INPUT RECORDS:
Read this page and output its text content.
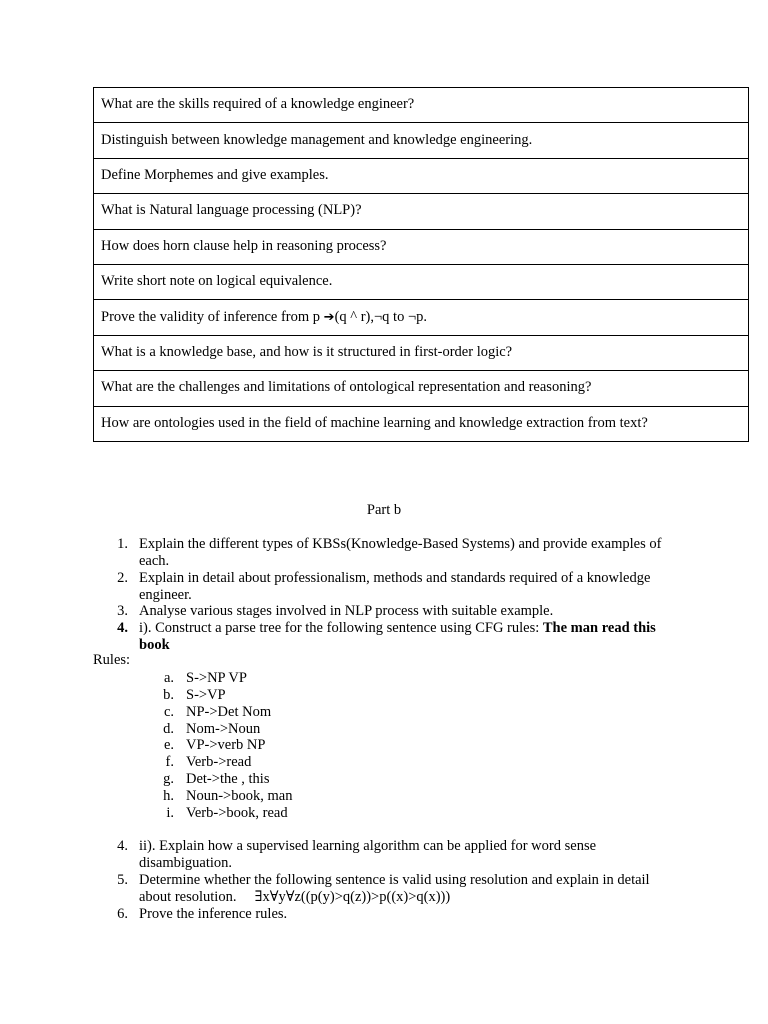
What are the skills required of a knowledge engineer?
Distinguish between knowledge management and knowledge engineering.
Define Morphemes and give examples.
What is Natural language processing (NLP)?
How does horn clause help in reasoning process?
Write short note on logical equivalence.
Prove the validity of inference from p ➔(q ^ r),¬q to ¬p.
What is a knowledge base, and how is it structured in first-order logic?
What are the challenges and limitations of ontological representation and reasoning?
How are ontologies used in the field of machine learning and knowledge extraction from text?
Part b
1. Explain the different types of KBSs(Knowledge-Based Systems) and provide examples of each.
2. Explain in detail about professionalism, methods and standards required of a knowledge engineer.
3. Analyse various stages involved in NLP process with suitable example.
4. i). Construct a parse tree for the following sentence using CFG rules: The man read this book
Rules:
a. S->NP VP
b. S->VP
c. NP->Det Nom
d. Nom->Noun
e. VP->verb NP
f. Verb->read
g. Det->the , this
h. Noun->book, man
i. Verb->book, read
4. ii). Explain how a supervised learning algorithm can be applied for word sense disambiguation.
5. Determine whether the following sentence is valid using resolution and explain in detail about resolution. ∃x∀y∀z((p(y)>q(z))>p((x)>q(x)))
6. Prove the inference rules.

EXERCISE: Give every line above again exactly, with no pictures.

RESPONSE BELOW:
Read this page and output its text content.
What are the skills required of a knowledge engineer?
Distinguish between knowledge management and knowledge engineering.
Define Morphemes and give examples.
What is Natural language processing (NLP)?
How does horn clause help in reasoning process?
Write short note on logical equivalence.
Prove the validity of inference from p ➔(q ^ r),¬q to ¬p.
What is a knowledge base, and how is it structured in first-order logic?
What are the challenges and limitations of ontological representation and reasoning?
How are ontologies used in the field of machine learning and knowledge extraction from text?
Part b
1. Explain the different types of KBSs(Knowledge-Based Systems) and provide examples of each.
2. Explain in detail about professionalism, methods and standards required of a knowledge engineer.
3. Analyse various stages involved in NLP process with suitable example.
4. i). Construct a parse tree for the following sentence using CFG rules: The man read this book
Rules:
a. S->NP VP
b. S->VP
c. NP->Det Nom
d. Nom->Noun
e. VP->verb NP
f. Verb->read
g. Det->the , this
h. Noun->book, man
i. Verb->book, read
4. ii). Explain how a supervised learning algorithm can be applied for word sense disambiguation.
5. Determine whether the following sentence is valid using resolution and explain in detail about resolution. ∃x∀y∀z((p(y)>q(z))>p((x)>q(x)))
6. Prove the inference rules.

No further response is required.